What you are asked to do: Count every line of the listing where the string "marker" occurs, and reply with the count alone.
-------
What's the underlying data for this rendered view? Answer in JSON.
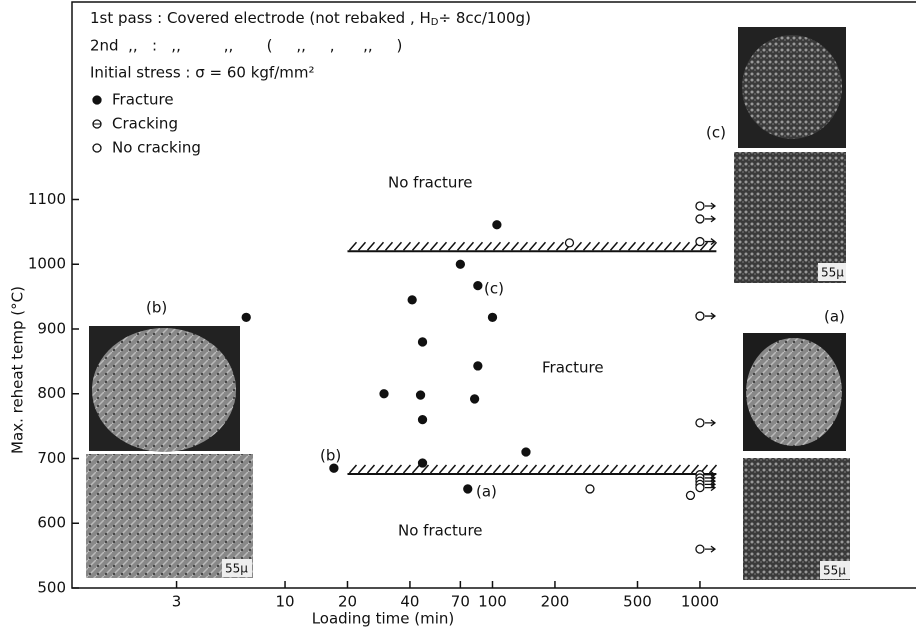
{
  "chart_data": {
    "type": "scatter",
    "header": {
      "line1": [
        "1st pass : Covered electrode (not rebaked , H",
        "D",
        "÷ 8cc/100g)"
      ],
      "line2": "2nd  ,,   :   ,,         ,,       (     ,,     ,      ,,     )",
      "line3": "Initial stress : σ = 60 kgf/mm²"
    },
    "x_label": "Loading time (min)",
    "y_label": "Max. reheat temp (°C)",
    "log_x": true,
    "xlim": [
      0.94,
      11000
    ],
    "ylim": [
      500,
      1405
    ],
    "xticks": [
      3,
      10,
      20,
      40,
      70,
      100,
      200,
      500,
      1000
    ],
    "yticks": [
      500,
      600,
      700,
      800,
      900,
      1000,
      1100
    ],
    "series": [
      {
        "name": "Fracture",
        "marker": "filled",
        "color": "#111",
        "x": [
          6.5,
          17.2,
          70,
          105,
          85,
          41,
          100,
          46,
          85,
          30,
          45,
          82,
          46,
          145,
          46,
          76
        ],
        "values": [
          918,
          685,
          1000,
          1061,
          967,
          945,
          918,
          880,
          843,
          800,
          798,
          792,
          760,
          710,
          693,
          653
        ]
      },
      {
        "name": "Cracking",
        "marker": "half",
        "color": "#111",
        "x": [],
        "values": []
      },
      {
        "name": "No cracking",
        "marker": "open",
        "color": "#111",
        "x": [
          235,
          295,
          900,
          1000,
          1000,
          1000,
          1000,
          1000,
          1000,
          1000,
          1000,
          1000,
          1000,
          1000
        ],
        "values": [
          1033,
          653,
          643,
          1090,
          1070,
          1035,
          920,
          755,
          675,
          670,
          665,
          660,
          655,
          560
        ],
        "arrow": [
          false,
          false,
          false,
          true,
          true,
          true,
          true,
          true,
          true,
          true,
          true,
          true,
          true,
          true
        ]
      }
    ],
    "boundaries": [
      {
        "y": 1020,
        "x": [
          20,
          1200
        ]
      },
      {
        "y": 676,
        "x": [
          20,
          1200
        ]
      }
    ],
    "regions": [
      "No fracture",
      "Fracture",
      "No fracture"
    ],
    "labels": [
      "(a)",
      "(b)",
      "(c)"
    ],
    "scale_mark": "55μ"
  }
}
-------
Written response: 3